- _GIVEN PROBLEM_
Copy out every line exactly, passing over the pictures.

- _DATA PROVIDED_
* begin *
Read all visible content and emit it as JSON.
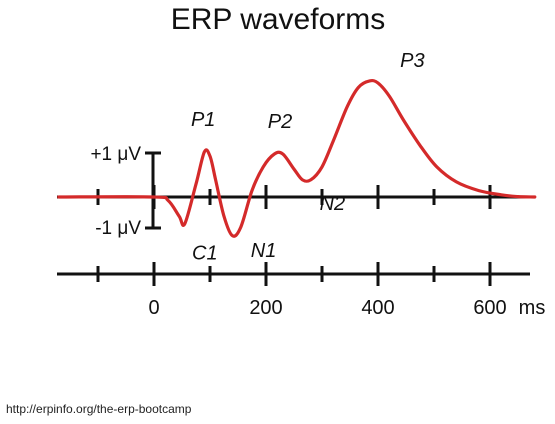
{
  "title": "ERP waveforms",
  "source_url": "http://erpinfo.org/the-erp-bootcamp",
  "scale_bar": {
    "plus_label": "+1 μV",
    "minus_label": "-1 μV"
  },
  "time_axis": {
    "unit": "ms",
    "ticks_ms": [
      -100,
      0,
      100,
      200,
      300,
      400,
      500,
      600
    ],
    "labels": [
      {
        "ms": 0,
        "text": "0"
      },
      {
        "ms": 200,
        "text": "200"
      },
      {
        "ms": 400,
        "text": "400"
      },
      {
        "ms": 600,
        "text": "600"
      }
    ],
    "unit_label": "ms"
  },
  "colors": {
    "waveform": "#d42a2a",
    "axes": "#111111"
  },
  "chart_data": {
    "type": "line",
    "title": "ERP waveforms",
    "xlabel": "ms",
    "ylabel": "",
    "xlim": [
      -170,
      680
    ],
    "ylim": [
      -1.2,
      2.9
    ],
    "series": [
      {
        "x": [
          -170,
          0,
          25,
          45,
          55,
          75,
          90,
          100,
          110,
          125,
          140,
          155,
          175,
          195,
          215,
          230,
          250,
          265,
          280,
          300,
          320,
          345,
          365,
          385,
          400,
          420,
          445,
          475,
          505,
          540,
          580,
          620,
          650,
          680
        ],
        "y": [
          0,
          0,
          -0.08,
          -0.45,
          -0.62,
          0.3,
          1.05,
          0.95,
          0.4,
          -0.45,
          -0.9,
          -0.7,
          0.15,
          0.7,
          1.0,
          1.0,
          0.65,
          0.4,
          0.4,
          0.7,
          1.3,
          2.1,
          2.55,
          2.7,
          2.65,
          2.35,
          1.8,
          1.2,
          0.7,
          0.35,
          0.15,
          0.05,
          0.01,
          0
        ]
      }
    ],
    "components": [
      {
        "label": "C1",
        "ms": 55
      },
      {
        "label": "P1",
        "ms": 95
      },
      {
        "label": "N1",
        "ms": 160
      },
      {
        "label": "P2",
        "ms": 225
      },
      {
        "label": "N2",
        "ms": 290
      },
      {
        "label": "P3",
        "ms": 390
      }
    ]
  }
}
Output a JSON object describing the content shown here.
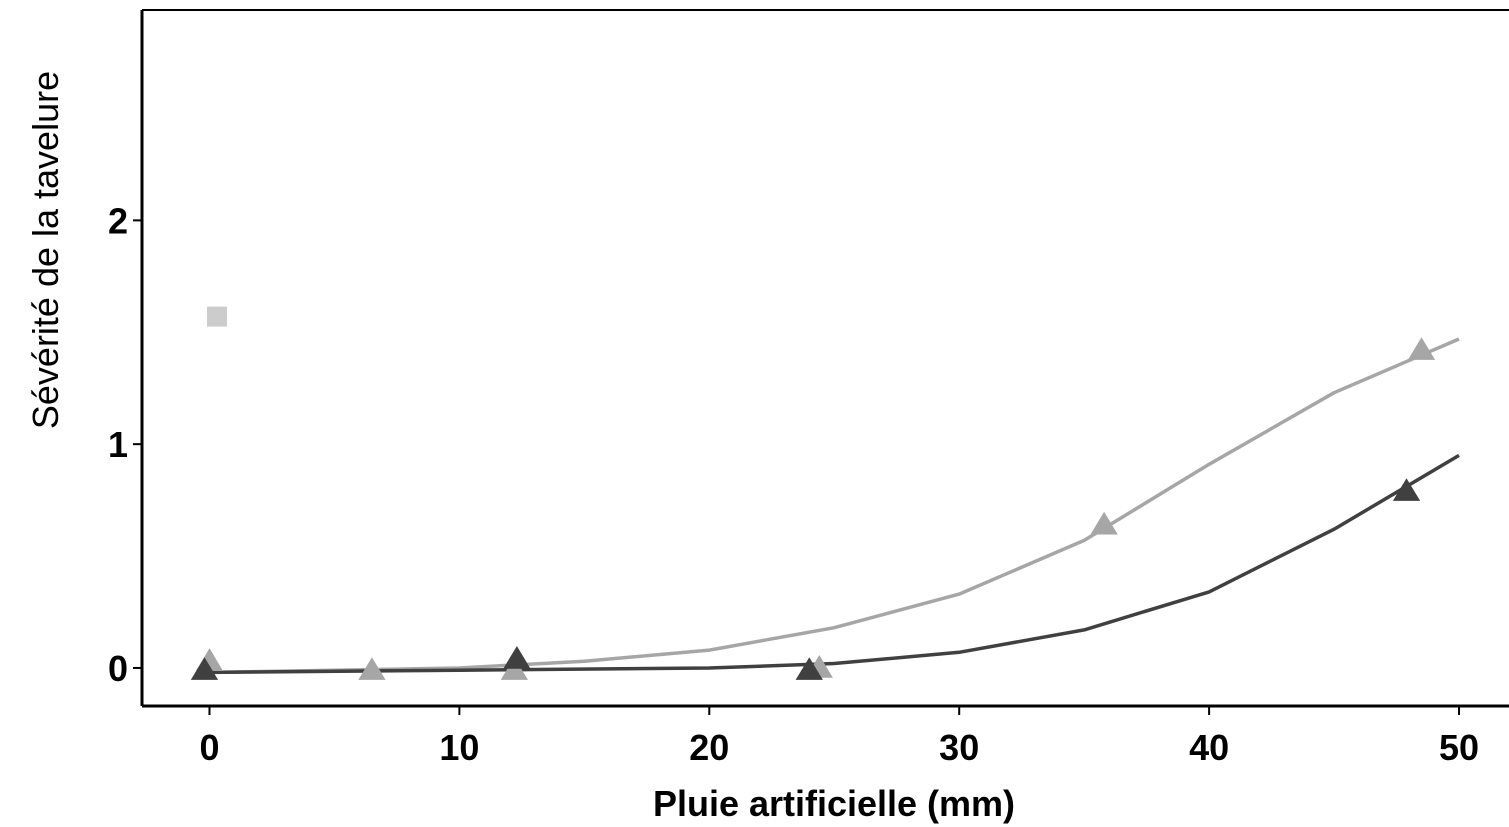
{
  "chart_data": {
    "type": "scatter",
    "title": "",
    "xlabel": "Pluie artificielle (mm)",
    "ylabel": "Sévérité de la tavelure",
    "xlim": [
      -2.7,
      52
    ],
    "ylim": [
      -0.17,
      2.94
    ],
    "x_ticks": [
      0,
      10,
      20,
      30,
      40,
      50
    ],
    "y_ticks": [
      0,
      1,
      2
    ],
    "grid": false,
    "legend": "none",
    "series": [
      {
        "color": "#a6a6a6",
        "marker": "triangle",
        "points": [
          [
            0,
            0.03
          ],
          [
            6.5,
            -0.01
          ],
          [
            12.2,
            -0.01
          ],
          [
            24.4,
            0.0
          ],
          [
            35.8,
            0.64
          ],
          [
            48.5,
            1.42
          ]
        ],
        "fit": [
          [
            0,
            -0.02
          ],
          [
            5,
            -0.01
          ],
          [
            10,
            0.0
          ],
          [
            15,
            0.03
          ],
          [
            20,
            0.08
          ],
          [
            25,
            0.18
          ],
          [
            30,
            0.33
          ],
          [
            35,
            0.57
          ],
          [
            40,
            0.91
          ],
          [
            45,
            1.23
          ],
          [
            50,
            1.47
          ]
        ]
      },
      {
        "color": "#404040",
        "marker": "triangle",
        "points": [
          [
            -0.2,
            -0.01
          ],
          [
            12.3,
            0.04
          ],
          [
            24.0,
            -0.01
          ],
          [
            47.9,
            0.79
          ]
        ],
        "fit": [
          [
            0,
            -0.02
          ],
          [
            10,
            -0.01
          ],
          [
            20,
            0.0
          ],
          [
            25,
            0.02
          ],
          [
            30,
            0.07
          ],
          [
            35,
            0.17
          ],
          [
            40,
            0.34
          ],
          [
            45,
            0.62
          ],
          [
            50,
            0.95
          ]
        ]
      },
      {
        "color": "#cccccc",
        "marker": "square",
        "points": [
          [
            0.3,
            1.57
          ]
        ],
        "fit": []
      }
    ]
  }
}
* end *
- _COMPLETE RESPONSE_
Read all visible content and emit it as JSON.
{
  "title": "ERP waveforms",
  "source_url": "http://erpinfo.org/the-erp-bootcamp",
  "scale_bar": {
    "plus_label": "+1 μV",
    "minus_label": "-1 μV"
  },
  "time_axis": {
    "unit": "ms",
    "ticks_ms": [
      -100,
      0,
      100,
      200,
      300,
      400,
      500,
      600
    ],
    "labels": [
      {
        "ms": 0,
        "text": "0"
      },
      {
        "ms": 200,
        "text": "200"
      },
      {
        "ms": 400,
        "text": "400"
      },
      {
        "ms": 600,
        "text": "600"
      }
    ],
    "unit_label": "ms"
  },
  "colors": {
    "waveform": "#d42a2a",
    "axes": "#111111"
  },
  "chart_data": {
    "type": "line",
    "title": "ERP waveforms",
    "xlabel": "ms",
    "ylabel": "",
    "xlim": [
      -170,
      680
    ],
    "ylim": [
      -1.2,
      2.9
    ],
    "series": [
      {
        "x": [
          -170,
          0,
          25,
          45,
          55,
          75,
          90,
          100,
          110,
          125,
          140,
          155,
          175,
          195,
          215,
          230,
          250,
          265,
          280,
          300,
          320,
          345,
          365,
          385,
          400,
          420,
          445,
          475,
          505,
          540,
          580,
          620,
          650,
          680
        ],
        "y": [
          0,
          0,
          -0.08,
          -0.45,
          -0.62,
          0.3,
          1.05,
          0.95,
          0.4,
          -0.45,
          -0.9,
          -0.7,
          0.15,
          0.7,
          1.0,
          1.0,
          0.65,
          0.4,
          0.4,
          0.7,
          1.3,
          2.1,
          2.55,
          2.7,
          2.65,
          2.35,
          1.8,
          1.2,
          0.7,
          0.35,
          0.15,
          0.05,
          0.01,
          0
        ]
      }
    ],
    "components": [
      {
        "label": "C1",
        "ms": 55
      },
      {
        "label": "P1",
        "ms": 95
      },
      {
        "label": "N1",
        "ms": 160
      },
      {
        "label": "P2",
        "ms": 225
      },
      {
        "label": "N2",
        "ms": 290
      },
      {
        "label": "P3",
        "ms": 390
      }
    ]
  }
}
Output a JSON object describing the content shown here.
{
  "chart_data": {
    "type": "scatter",
    "title": "",
    "xlabel": "Pluie artificielle (mm)",
    "ylabel": "Sévérité de la tavelure",
    "xlim": [
      -2.7,
      52
    ],
    "ylim": [
      -0.17,
      2.94
    ],
    "x_ticks": [
      0,
      10,
      20,
      30,
      40,
      50
    ],
    "y_ticks": [
      0,
      1,
      2
    ],
    "grid": false,
    "legend": "none",
    "series": [
      {
        "color": "#a6a6a6",
        "marker": "triangle",
        "points": [
          [
            0,
            0.03
          ],
          [
            6.5,
            -0.01
          ],
          [
            12.2,
            -0.01
          ],
          [
            24.4,
            0.0
          ],
          [
            35.8,
            0.64
          ],
          [
            48.5,
            1.42
          ]
        ],
        "fit": [
          [
            0,
            -0.02
          ],
          [
            5,
            -0.01
          ],
          [
            10,
            0.0
          ],
          [
            15,
            0.03
          ],
          [
            20,
            0.08
          ],
          [
            25,
            0.18
          ],
          [
            30,
            0.33
          ],
          [
            35,
            0.57
          ],
          [
            40,
            0.91
          ],
          [
            45,
            1.23
          ],
          [
            50,
            1.47
          ]
        ]
      },
      {
        "color": "#404040",
        "marker": "triangle",
        "points": [
          [
            -0.2,
            -0.01
          ],
          [
            12.3,
            0.04
          ],
          [
            24.0,
            -0.01
          ],
          [
            47.9,
            0.79
          ]
        ],
        "fit": [
          [
            0,
            -0.02
          ],
          [
            10,
            -0.01
          ],
          [
            20,
            0.0
          ],
          [
            25,
            0.02
          ],
          [
            30,
            0.07
          ],
          [
            35,
            0.17
          ],
          [
            40,
            0.34
          ],
          [
            45,
            0.62
          ],
          [
            50,
            0.95
          ]
        ]
      },
      {
        "color": "#cccccc",
        "marker": "square",
        "points": [
          [
            0.3,
            1.57
          ]
        ],
        "fit": []
      }
    ]
  }
}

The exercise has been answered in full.